● To be done
Below is a block of records; repeat each one exactly.

+++

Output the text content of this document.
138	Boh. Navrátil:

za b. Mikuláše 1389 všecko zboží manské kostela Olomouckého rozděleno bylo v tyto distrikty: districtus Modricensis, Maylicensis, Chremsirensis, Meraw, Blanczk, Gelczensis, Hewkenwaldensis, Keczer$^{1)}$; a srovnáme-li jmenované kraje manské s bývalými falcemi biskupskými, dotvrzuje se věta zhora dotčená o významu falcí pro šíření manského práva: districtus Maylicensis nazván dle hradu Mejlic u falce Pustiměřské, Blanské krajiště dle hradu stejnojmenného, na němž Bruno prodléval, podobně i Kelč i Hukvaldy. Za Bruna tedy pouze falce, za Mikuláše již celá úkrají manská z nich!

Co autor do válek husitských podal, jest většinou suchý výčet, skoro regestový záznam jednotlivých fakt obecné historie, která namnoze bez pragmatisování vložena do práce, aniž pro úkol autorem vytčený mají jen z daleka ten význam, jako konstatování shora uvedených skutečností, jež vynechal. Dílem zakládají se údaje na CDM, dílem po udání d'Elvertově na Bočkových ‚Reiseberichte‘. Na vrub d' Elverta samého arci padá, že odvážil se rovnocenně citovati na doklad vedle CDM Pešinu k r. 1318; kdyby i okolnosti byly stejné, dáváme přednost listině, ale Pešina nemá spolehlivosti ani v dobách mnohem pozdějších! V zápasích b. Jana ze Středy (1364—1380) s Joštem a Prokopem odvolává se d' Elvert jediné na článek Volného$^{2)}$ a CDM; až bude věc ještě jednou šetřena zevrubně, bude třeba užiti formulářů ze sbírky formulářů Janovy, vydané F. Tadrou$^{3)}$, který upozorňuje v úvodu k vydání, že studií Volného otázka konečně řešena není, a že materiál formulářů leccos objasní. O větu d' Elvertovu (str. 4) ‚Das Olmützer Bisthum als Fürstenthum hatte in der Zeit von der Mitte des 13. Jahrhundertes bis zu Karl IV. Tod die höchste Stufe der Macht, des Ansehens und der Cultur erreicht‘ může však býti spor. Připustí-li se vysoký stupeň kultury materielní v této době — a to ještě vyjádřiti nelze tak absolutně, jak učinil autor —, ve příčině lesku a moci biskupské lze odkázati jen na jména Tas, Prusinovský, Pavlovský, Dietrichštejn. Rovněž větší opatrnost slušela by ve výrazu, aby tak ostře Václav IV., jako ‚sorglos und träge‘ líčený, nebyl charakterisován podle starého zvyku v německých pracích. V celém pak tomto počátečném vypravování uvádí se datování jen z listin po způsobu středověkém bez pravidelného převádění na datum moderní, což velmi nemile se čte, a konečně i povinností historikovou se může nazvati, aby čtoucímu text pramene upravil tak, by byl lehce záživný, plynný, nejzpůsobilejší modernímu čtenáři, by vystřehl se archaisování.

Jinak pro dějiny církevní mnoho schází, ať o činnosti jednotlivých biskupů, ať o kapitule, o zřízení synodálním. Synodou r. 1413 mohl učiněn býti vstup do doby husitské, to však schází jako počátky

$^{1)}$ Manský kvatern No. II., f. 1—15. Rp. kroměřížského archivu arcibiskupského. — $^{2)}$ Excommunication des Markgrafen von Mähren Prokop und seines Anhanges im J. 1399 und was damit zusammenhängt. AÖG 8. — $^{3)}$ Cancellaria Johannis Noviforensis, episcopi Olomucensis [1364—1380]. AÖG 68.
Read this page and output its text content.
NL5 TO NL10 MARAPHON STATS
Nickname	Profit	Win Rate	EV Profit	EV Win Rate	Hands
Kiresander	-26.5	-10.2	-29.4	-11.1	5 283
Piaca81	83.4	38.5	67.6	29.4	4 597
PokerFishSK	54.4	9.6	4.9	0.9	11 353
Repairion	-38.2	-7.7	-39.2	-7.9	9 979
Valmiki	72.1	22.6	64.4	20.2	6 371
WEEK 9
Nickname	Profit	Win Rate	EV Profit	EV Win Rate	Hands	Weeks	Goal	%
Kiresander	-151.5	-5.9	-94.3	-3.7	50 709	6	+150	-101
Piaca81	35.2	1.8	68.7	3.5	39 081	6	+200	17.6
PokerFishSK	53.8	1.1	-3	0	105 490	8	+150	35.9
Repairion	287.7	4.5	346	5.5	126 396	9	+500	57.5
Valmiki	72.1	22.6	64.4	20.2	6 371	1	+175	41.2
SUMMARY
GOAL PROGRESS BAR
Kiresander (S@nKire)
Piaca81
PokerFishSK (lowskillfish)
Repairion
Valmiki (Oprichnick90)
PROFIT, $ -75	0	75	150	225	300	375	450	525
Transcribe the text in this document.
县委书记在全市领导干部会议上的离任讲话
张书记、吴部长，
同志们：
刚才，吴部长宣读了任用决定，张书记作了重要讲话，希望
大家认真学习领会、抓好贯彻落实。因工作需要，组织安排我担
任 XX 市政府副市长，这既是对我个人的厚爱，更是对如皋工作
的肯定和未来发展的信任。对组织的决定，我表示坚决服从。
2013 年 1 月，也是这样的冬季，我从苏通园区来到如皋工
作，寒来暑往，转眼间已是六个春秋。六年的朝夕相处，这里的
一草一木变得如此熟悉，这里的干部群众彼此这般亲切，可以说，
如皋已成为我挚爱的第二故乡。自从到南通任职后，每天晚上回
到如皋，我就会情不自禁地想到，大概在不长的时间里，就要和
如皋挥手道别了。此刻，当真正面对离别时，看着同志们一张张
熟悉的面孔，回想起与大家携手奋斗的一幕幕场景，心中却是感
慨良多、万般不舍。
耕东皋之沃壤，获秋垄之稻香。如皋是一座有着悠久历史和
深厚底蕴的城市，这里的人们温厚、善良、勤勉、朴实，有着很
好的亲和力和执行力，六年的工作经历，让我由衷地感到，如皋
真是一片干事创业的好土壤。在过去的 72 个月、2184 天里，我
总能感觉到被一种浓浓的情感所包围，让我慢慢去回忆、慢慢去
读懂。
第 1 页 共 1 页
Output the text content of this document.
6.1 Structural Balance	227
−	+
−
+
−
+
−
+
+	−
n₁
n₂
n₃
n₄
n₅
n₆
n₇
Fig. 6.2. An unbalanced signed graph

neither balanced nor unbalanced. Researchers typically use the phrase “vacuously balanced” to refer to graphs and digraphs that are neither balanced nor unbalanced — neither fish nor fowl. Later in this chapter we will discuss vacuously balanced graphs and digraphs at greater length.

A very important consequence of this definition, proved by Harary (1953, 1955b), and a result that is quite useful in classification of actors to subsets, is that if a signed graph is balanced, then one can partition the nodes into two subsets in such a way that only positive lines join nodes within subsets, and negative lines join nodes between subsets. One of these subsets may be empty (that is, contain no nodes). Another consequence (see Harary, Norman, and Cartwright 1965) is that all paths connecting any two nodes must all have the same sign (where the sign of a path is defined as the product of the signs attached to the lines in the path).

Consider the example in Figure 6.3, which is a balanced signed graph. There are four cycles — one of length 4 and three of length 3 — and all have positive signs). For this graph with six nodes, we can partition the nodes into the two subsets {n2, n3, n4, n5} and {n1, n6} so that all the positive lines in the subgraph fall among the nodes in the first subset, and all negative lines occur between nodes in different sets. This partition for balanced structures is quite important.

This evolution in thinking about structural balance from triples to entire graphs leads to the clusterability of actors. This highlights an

+++

● Solution for this exercise
Output the text content of this document.
138	Boh. Navrátil:

za b. Mikuláše 1389 všecko zboží manské kostela Olomouckého rozděleno bylo v tyto distrikty: districtus Modricensis, Maylicensis, Chremsirensis, Meraw, Blanczk, Gelczensis, Hewkenwaldensis, Keczer$^{1)}$; a srovnáme-li jmenované kraje manské s bývalými falcemi biskupskými, dotvrzuje se věta zhora dotčená o významu falcí pro šíření manského práva: districtus Maylicensis nazván dle hradu Mejlic u falce Pustiměřské, Blanské krajiště dle hradu stejnojmenného, na němž Bruno prodléval, podobně i Kelč i Hukvaldy. Za Bruna tedy pouze falce, za Mikuláše již celá úkrají manská z nich!

Co autor do válek husitských podal, jest většinou suchý výčet, skoro regestový záznam jednotlivých fakt obecné historie, která namnoze bez pragmatisování vložena do práce, aniž pro úkol autorem vytčený mají jen z daleka ten význam, jako konstatování shora uvedených skutečností, jež vynechal. Dílem zakládají se údaje na CDM, dílem po udání d'Elvertově na Bočkových ‚Reiseberichte‘. Na vrub d' Elverta samého arci padá, že odvážil se rovnocenně citovati na doklad vedle CDM Pešinu k r. 1318; kdyby i okolnosti byly stejné, dáváme přednost listině, ale Pešina nemá spolehlivosti ani v dobách mnohem pozdějších! V zápasích b. Jana ze Středy (1364—1380) s Joštem a Prokopem odvolává se d' Elvert jediné na článek Volného$^{2)}$ a CDM; až bude věc ještě jednou šetřena zevrubně, bude třeba užiti formulářů ze sbírky formulářů Janovy, vydané F. Tadrou$^{3)}$, který upozorňuje v úvodu k vydání, že studií Volného otázka konečně řešena není, a že materiál formulářů leccos objasní. O větu d' Elvertovu (str. 4) ‚Das Olmützer Bisthum als Fürstenthum hatte in der Zeit von der Mitte des 13. Jahrhundertes bis zu Karl IV. Tod die höchste Stufe der Macht, des Ansehens und der Cultur erreicht‘ může však býti spor. Připustí-li se vysoký stupeň kultury materielní v této době — a to ještě vyjádřiti nelze tak absolutně, jak učinil autor —, ve příčině lesku a moci biskupské lze odkázati jen na jména Tas, Prusinovský, Pavlovský, Dietrichštejn. Rovněž větší opatrnost slušela by ve výrazu, aby tak ostře Václav IV., jako ‚sorglos und träge‘ líčený, nebyl charakterisován podle starého zvyku v německých pracích. V celém pak tomto počátečném vypravování uvádí se datování jen z listin po způsobu středověkém bez pravidelného převádění na datum moderní, což velmi nemile se čte, a konečně i povinností historikovou se může nazvati, aby čtoucímu text pramene upravil tak, by byl lehce záživný, plynný, nejzpůsobilejší modernímu čtenáři, by vystřehl se archaisování.

Jinak pro dějiny církevní mnoho schází, ať o činnosti jednotlivých biskupů, ať o kapitule, o zřízení synodálním. Synodou r. 1413 mohl učiněn býti vstup do doby husitské, to však schází jako počátky

$^{1)}$ Manský kvatern No. II., f. 1—15. Rp. kroměřížského archivu arcibiskupského. — $^{2)}$ Excommunication des Markgrafen von Mähren Prokop und seines Anhanges im J. 1399 und was damit zusammenhängt. AÖG 8. — $^{3)}$ Cancellaria Johannis Noviforensis, episcopi Olomucensis [1364—1380]. AÖG 68.
Read this page and output its text content.
NL5 TO NL10 MARAPHON STATS
Nickname	Profit	Win Rate	EV Profit	EV Win Rate	Hands
Kiresander	-26.5	-10.2	-29.4	-11.1	5 283
Piaca81	83.4	38.5	67.6	29.4	4 597
PokerFishSK	54.4	9.6	4.9	0.9	11 353
Repairion	-38.2	-7.7	-39.2	-7.9	9 979
Valmiki	72.1	22.6	64.4	20.2	6 371
WEEK 9
Nickname	Profit	Win Rate	EV Profit	EV Win Rate	Hands	Weeks	Goal	%
Kiresander	-151.5	-5.9	-94.3	-3.7	50 709	6	+150	-101
Piaca81	35.2	1.8	68.7	3.5	39 081	6	+200	17.6
PokerFishSK	53.8	1.1	-3	0	105 490	8	+150	35.9
Repairion	287.7	4.5	346	5.5	126 396	9	+500	57.5
Valmiki	72.1	22.6	64.4	20.2	6 371	1	+175	41.2
SUMMARY
GOAL PROGRESS BAR
Kiresander (S@nKire)
Piaca81
PokerFishSK (lowskillfish)
Repairion
Valmiki (Oprichnick90)
PROFIT, $ -75	0	75	150	225	300	375	450	525
Transcribe the text in this document.
县委书记在全市领导干部会议上的离任讲话
张书记、吴部长，
同志们：
刚才，吴部长宣读了任用决定，张书记作了重要讲话，希望
大家认真学习领会、抓好贯彻落实。因工作需要，组织安排我担
任 XX 市政府副市长，这既是对我个人的厚爱，更是对如皋工作
的肯定和未来发展的信任。对组织的决定，我表示坚决服从。
2013 年 1 月，也是这样的冬季，我从苏通园区来到如皋工
作，寒来暑往，转眼间已是六个春秋。六年的朝夕相处，这里的
一草一木变得如此熟悉，这里的干部群众彼此这般亲切，可以说，
如皋已成为我挚爱的第二故乡。自从到南通任职后，每天晚上回
到如皋，我就会情不自禁地想到，大概在不长的时间里，就要和
如皋挥手道别了。此刻，当真正面对离别时，看着同志们一张张
熟悉的面孔，回想起与大家携手奋斗的一幕幕场景，心中却是感
慨良多、万般不舍。
耕东皋之沃壤，获秋垄之稻香。如皋是一座有着悠久历史和
深厚底蕴的城市，这里的人们温厚、善良、勤勉、朴实，有着很
好的亲和力和执行力，六年的工作经历，让我由衷地感到，如皋
真是一片干事创业的好土壤。在过去的 72 个月、2184 天里，我
总能感觉到被一种浓浓的情感所包围，让我慢慢去回忆、慢慢去
读懂。
第 1 页 共 1 页
Output the text content of this document.
6.1 Structural Balance	227
−	+
−
+
−
+
−
+
+	−
n₁
n₂
n₃
n₄
n₅
n₆
n₇
Fig. 6.2. An unbalanced signed graph

neither balanced nor unbalanced. Researchers typically use the phrase “vacuously balanced” to refer to graphs and digraphs that are neither balanced nor unbalanced — neither fish nor fowl. Later in this chapter we will discuss vacuously balanced graphs and digraphs at greater length.

A very important consequence of this definition, proved by Harary (1953, 1955b), and a result that is quite useful in classification of actors to subsets, is that if a signed graph is balanced, then one can partition the nodes into two subsets in such a way that only positive lines join nodes within subsets, and negative lines join nodes between subsets. One of these subsets may be empty (that is, contain no nodes). Another consequence (see Harary, Norman, and Cartwright 1965) is that all paths connecting any two nodes must all have the same sign (where the sign of a path is defined as the product of the signs attached to the lines in the path).

Consider the example in Figure 6.3, which is a balanced signed graph. There are four cycles — one of length 4 and three of length 3 — and all have positive signs). For this graph with six nodes, we can partition the nodes into the two subsets {n2, n3, n4, n5} and {n1, n6} so that all the positive lines in the subgraph fall among the nodes in the first subset, and all negative lines occur between nodes in different sets. This partition for balanced structures is quite important.

This evolution in thinking about structural balance from triples to entire graphs leads to the clusterability of actors. This highlights an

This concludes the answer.